(Problem statement):
Find the line that contains "Convert this document image to plain text." and print it and every line after it, exactly, please.

Items from a dataset:

--- --- ---

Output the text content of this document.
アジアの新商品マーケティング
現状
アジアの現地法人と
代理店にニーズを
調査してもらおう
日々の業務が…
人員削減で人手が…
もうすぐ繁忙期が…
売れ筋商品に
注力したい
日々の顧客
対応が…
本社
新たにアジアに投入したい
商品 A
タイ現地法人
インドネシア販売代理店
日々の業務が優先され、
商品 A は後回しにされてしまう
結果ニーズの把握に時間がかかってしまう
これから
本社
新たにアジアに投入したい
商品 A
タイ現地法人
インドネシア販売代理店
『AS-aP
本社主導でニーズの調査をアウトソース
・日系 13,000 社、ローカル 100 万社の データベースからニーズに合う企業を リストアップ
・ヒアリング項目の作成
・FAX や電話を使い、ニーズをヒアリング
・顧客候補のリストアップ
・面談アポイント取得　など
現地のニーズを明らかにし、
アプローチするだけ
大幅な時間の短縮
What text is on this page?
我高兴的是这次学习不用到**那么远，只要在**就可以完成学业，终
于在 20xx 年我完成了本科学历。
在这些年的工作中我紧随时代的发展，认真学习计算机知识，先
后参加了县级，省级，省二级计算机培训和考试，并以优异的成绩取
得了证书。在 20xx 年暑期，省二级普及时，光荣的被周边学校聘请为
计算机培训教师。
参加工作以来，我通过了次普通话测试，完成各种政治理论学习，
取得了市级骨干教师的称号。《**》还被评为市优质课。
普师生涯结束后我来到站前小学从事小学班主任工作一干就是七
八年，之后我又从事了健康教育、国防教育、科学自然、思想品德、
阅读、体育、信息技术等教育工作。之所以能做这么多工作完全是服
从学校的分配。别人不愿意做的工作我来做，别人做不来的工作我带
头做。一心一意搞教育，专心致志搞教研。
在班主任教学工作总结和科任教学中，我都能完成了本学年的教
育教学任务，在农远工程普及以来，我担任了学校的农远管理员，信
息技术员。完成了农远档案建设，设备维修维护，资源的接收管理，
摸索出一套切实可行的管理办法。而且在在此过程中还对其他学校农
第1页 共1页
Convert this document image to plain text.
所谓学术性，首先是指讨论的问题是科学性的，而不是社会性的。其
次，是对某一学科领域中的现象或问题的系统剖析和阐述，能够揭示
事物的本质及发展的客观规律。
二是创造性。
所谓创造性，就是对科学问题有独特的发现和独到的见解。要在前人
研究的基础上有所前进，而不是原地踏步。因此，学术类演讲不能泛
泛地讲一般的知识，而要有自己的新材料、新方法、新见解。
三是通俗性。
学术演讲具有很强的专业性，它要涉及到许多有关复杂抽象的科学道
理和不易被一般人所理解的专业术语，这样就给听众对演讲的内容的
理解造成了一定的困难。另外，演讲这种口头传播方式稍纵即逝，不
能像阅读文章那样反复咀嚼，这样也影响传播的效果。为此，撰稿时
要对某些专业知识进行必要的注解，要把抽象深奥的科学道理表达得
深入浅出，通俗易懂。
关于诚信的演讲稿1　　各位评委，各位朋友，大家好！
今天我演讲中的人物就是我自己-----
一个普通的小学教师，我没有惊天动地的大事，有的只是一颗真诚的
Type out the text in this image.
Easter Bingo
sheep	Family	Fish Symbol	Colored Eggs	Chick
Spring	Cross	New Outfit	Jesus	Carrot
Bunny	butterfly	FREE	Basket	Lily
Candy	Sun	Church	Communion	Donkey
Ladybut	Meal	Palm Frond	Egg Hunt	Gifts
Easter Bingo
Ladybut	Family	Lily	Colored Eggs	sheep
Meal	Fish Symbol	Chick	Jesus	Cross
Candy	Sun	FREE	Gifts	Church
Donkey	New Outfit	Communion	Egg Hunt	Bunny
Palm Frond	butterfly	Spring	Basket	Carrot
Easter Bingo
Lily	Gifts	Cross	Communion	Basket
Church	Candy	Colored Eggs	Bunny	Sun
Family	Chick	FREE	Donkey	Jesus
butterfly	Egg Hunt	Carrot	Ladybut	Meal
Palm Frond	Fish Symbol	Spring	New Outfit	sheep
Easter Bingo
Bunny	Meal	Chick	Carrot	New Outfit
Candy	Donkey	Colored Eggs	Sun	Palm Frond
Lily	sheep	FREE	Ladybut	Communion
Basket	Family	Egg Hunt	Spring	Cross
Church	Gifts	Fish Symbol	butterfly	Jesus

--- --- ---

(Written answer):
Convert this document image to plain text.
所谓学术性，首先是指讨论的问题是科学性的，而不是社会性的。其
次，是对某一学科领域中的现象或问题的系统剖析和阐述，能够揭示
事物的本质及发展的客观规律。
二是创造性。
所谓创造性，就是对科学问题有独特的发现和独到的见解。要在前人
研究的基础上有所前进，而不是原地踏步。因此，学术类演讲不能泛
泛地讲一般的知识，而要有自己的新材料、新方法、新见解。
三是通俗性。
学术演讲具有很强的专业性，它要涉及到许多有关复杂抽象的科学道
理和不易被一般人所理解的专业术语，这样就给听众对演讲的内容的
理解造成了一定的困难。另外，演讲这种口头传播方式稍纵即逝，不
能像阅读文章那样反复咀嚼，这样也影响传播的效果。为此，撰稿时
要对某些专业知识进行必要的注解，要把抽象深奥的科学道理表达得
深入浅出，通俗易懂。
关于诚信的演讲稿1　　各位评委，各位朋友，大家好！
今天我演讲中的人物就是我自己-----
一个普通的小学教师，我没有惊天动地的大事，有的只是一颗真诚的
Type out the text in this image.
Easter Bingo
sheep	Family	Fish Symbol	Colored Eggs	Chick
Spring	Cross	New Outfit	Jesus	Carrot
Bunny	butterfly	FREE	Basket	Lily
Candy	Sun	Church	Communion	Donkey
Ladybut	Meal	Palm Frond	Egg Hunt	Gifts
Easter Bingo
Ladybut	Family	Lily	Colored Eggs	sheep
Meal	Fish Symbol	Chick	Jesus	Cross
Candy	Sun	FREE	Gifts	Church
Donkey	New Outfit	Communion	Egg Hunt	Bunny
Palm Frond	butterfly	Spring	Basket	Carrot
Easter Bingo
Lily	Gifts	Cross	Communion	Basket
Church	Candy	Colored Eggs	Bunny	Sun
Family	Chick	FREE	Donkey	Jesus
butterfly	Egg Hunt	Carrot	Ladybut	Meal
Palm Frond	Fish Symbol	Spring	New Outfit	sheep
Easter Bingo
Bunny	Meal	Chick	Carrot	New Outfit
Candy	Donkey	Colored Eggs	Sun	Palm Frond
Lily	sheep	FREE	Ladybut	Communion
Basket	Family	Egg Hunt	Spring	Cross
Church	Gifts	Fish Symbol	butterfly	Jesus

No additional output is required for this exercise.